**Entries provided**:
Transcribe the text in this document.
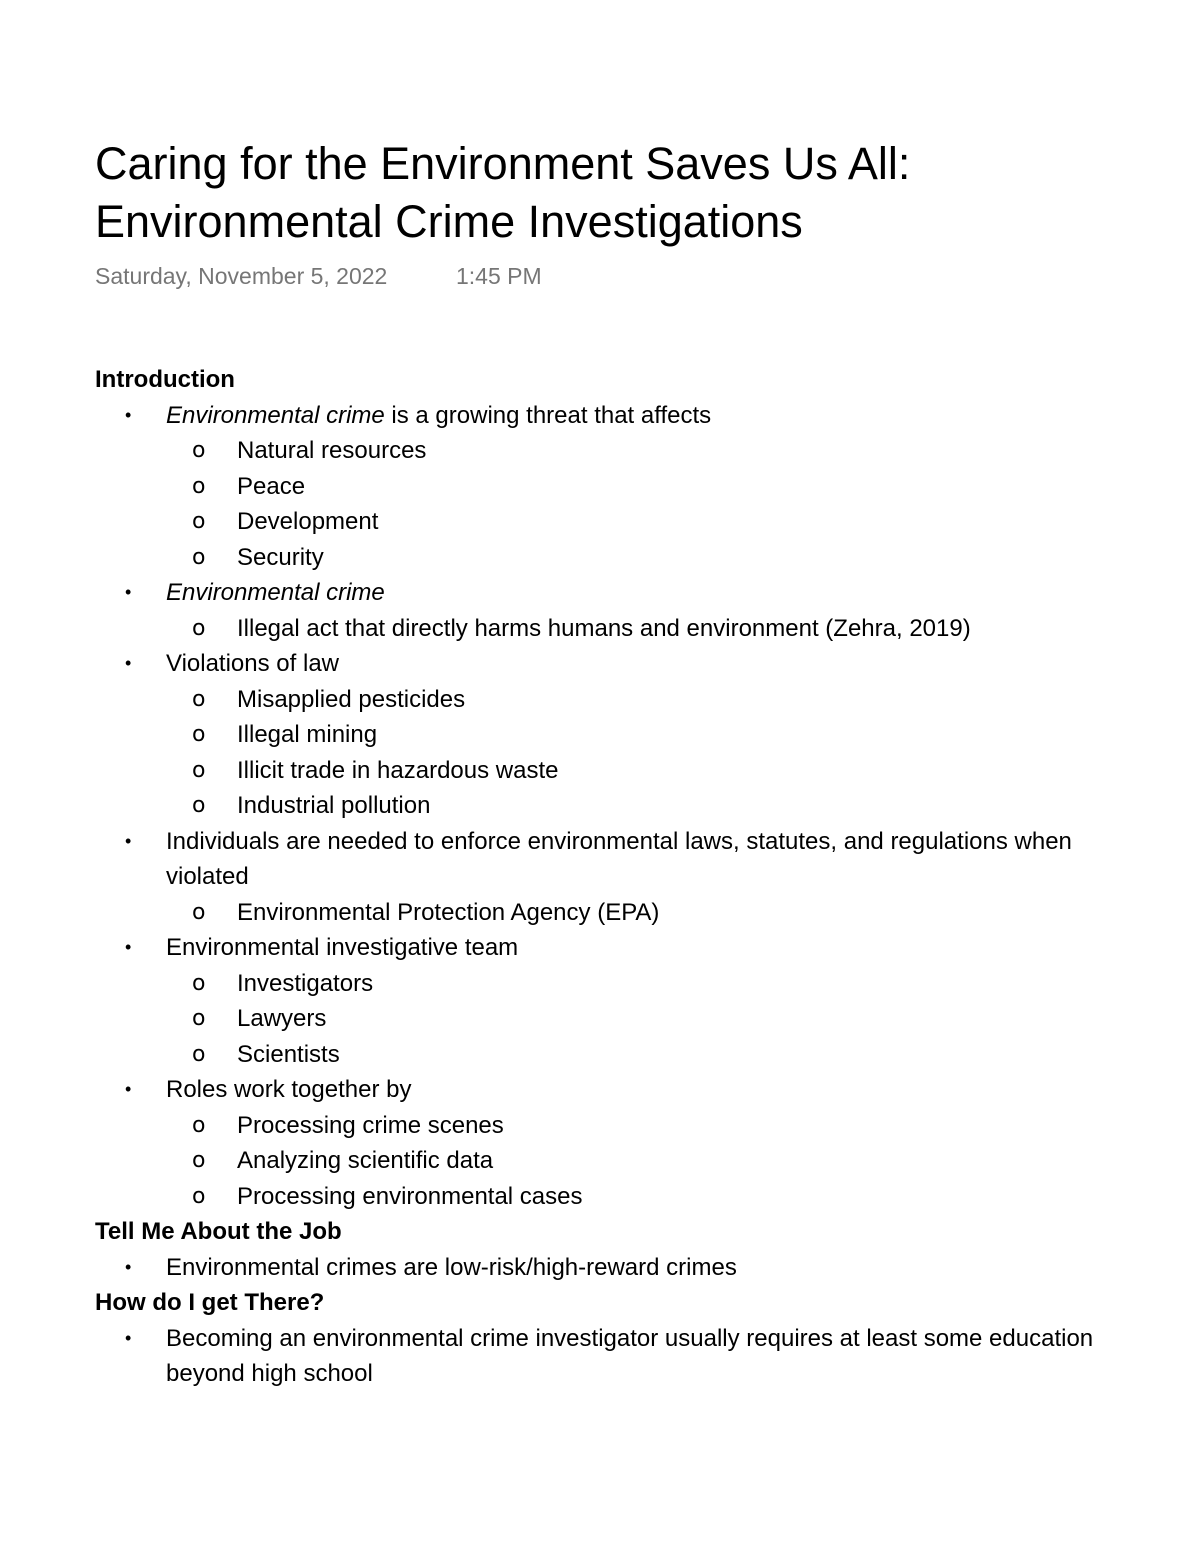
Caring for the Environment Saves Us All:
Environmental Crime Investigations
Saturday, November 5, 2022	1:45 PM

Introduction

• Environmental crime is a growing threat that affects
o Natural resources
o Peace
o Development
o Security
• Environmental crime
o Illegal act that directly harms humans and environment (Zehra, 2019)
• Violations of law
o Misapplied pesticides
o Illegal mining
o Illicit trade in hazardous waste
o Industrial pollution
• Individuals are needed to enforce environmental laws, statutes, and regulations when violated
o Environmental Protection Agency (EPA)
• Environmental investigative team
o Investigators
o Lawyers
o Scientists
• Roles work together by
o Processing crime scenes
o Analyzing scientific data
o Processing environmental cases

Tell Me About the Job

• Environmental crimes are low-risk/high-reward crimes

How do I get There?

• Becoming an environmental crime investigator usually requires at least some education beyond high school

**Challenge**: Gather from the records above every line containing the string "that".

**Answer below**:
• Environmental crime is a growing threat that affects
o Illegal act that directly harms humans and environment (Zehra, 2019)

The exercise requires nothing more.